**INSTRUCTIONS FOR THE TASK:**
Pick every line with "could" from the material below.
## begin RECORDS
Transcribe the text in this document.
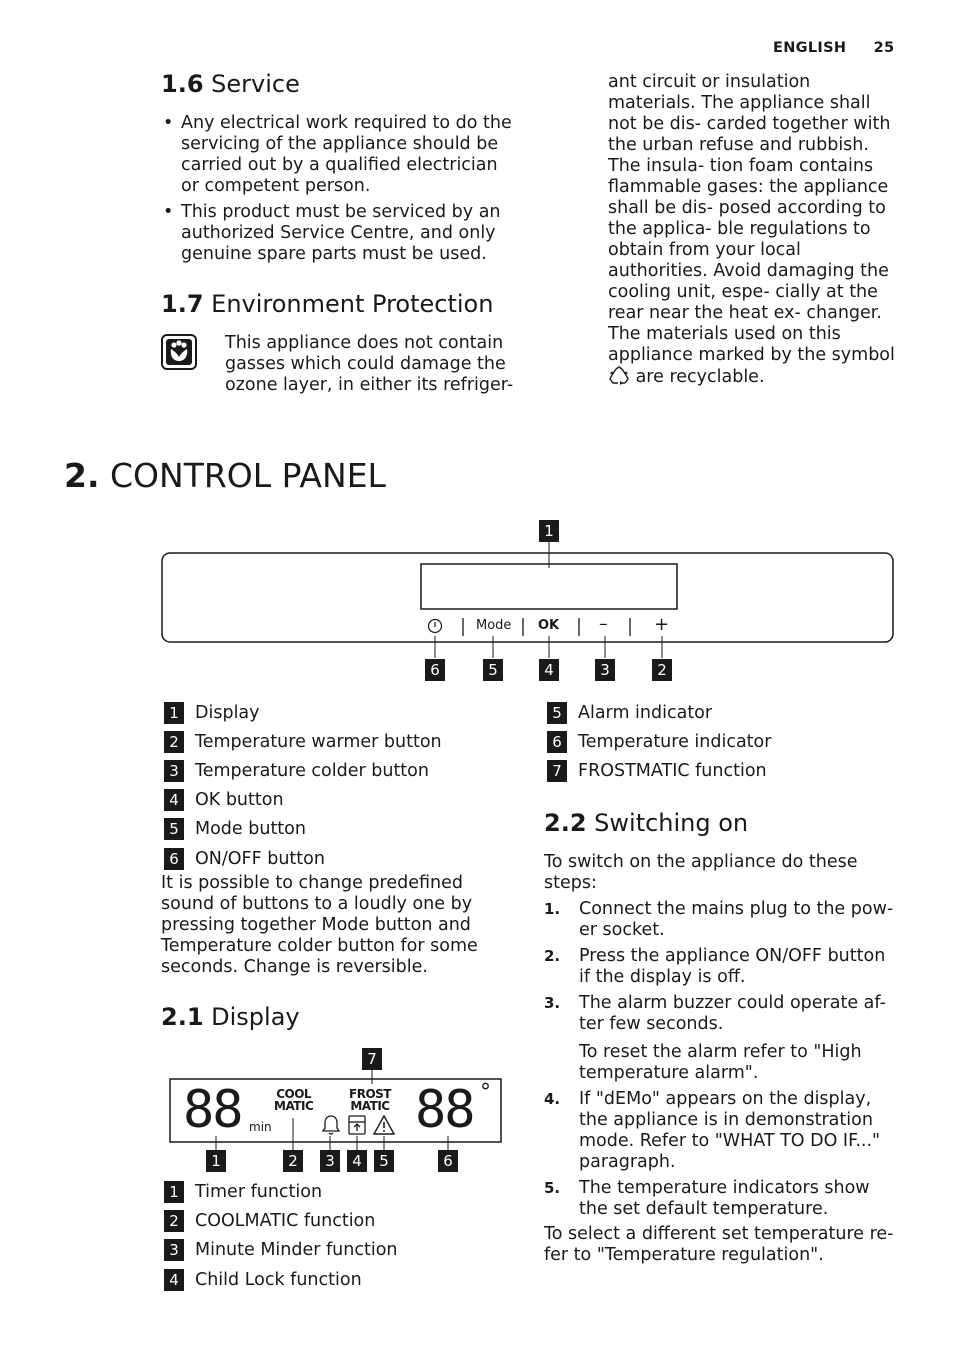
ENGLISH 25
1.6 Service
• Any electrical work required to do the servicing of the appliance should be carried out by a qualified electrician or competent person.
• This product must be serviced by an authorized Service Centre, and only genuine spare parts must be used.
1.7 Environment Protection
This appliance does not contain gasses which could damage the ozone layer, in either its refriger-
ant circuit or insulation materials. The appliance shall not be dis- carded together with the urban refuse and rubbish. The insula- tion foam contains flammable gases: the appliance shall be dis- posed according to the applica- ble regulations to obtain from your local authorities. Avoid damaging the cooling unit, espe- cially at the rear near the heat ex- changer. The materials used on this appliance marked by the symbol  are recyclable.
2. CONTROL PANEL
Mode OK –	+
1
6	5	4	3	2
1 Display
2 Temperature warmer button
3 Temperature colder button
4 OK button
5 Mode button
6 ON/OFF button
5 Alarm indicator
6 Temperature indicator
7 FROSTMATIC function
It is possible to change predefined sound of buttons to a loudly one by pressing together Mode button and Temperature colder button for some seconds. Change is reversible.
2.1 Display
88 min
COOL
MATIC
FROST
MATIC 88 °
7
1	2	3	4	5	6
1 Timer function
2 COOLMATIC function
3 Minute Minder function
4 Child Lock function
2.2 Switching on
To switch on the appliance do these steps:
1. Connect the mains plug to the pow- er socket.
2. Press the appliance ON/OFF button if the display is off.
3. The alarm buzzer could operate af- ter few seconds.
To reset the alarm refer to "High temperature alarm".
4. If "dEMo" appears on the display, the appliance is in demonstration mode. Refer to "WHAT TO DO IF..." paragraph.
5. The temperature indicators show the set default temperature.
To select a different set temperature re- fer to "Temperature regulation".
## end RECORDS
**EXPECTED ANSWER:**
This appliance does not contain gasses which could damage the ozone layer, in either its refriger-
3. The alarm buzzer could operate af- ter few seconds.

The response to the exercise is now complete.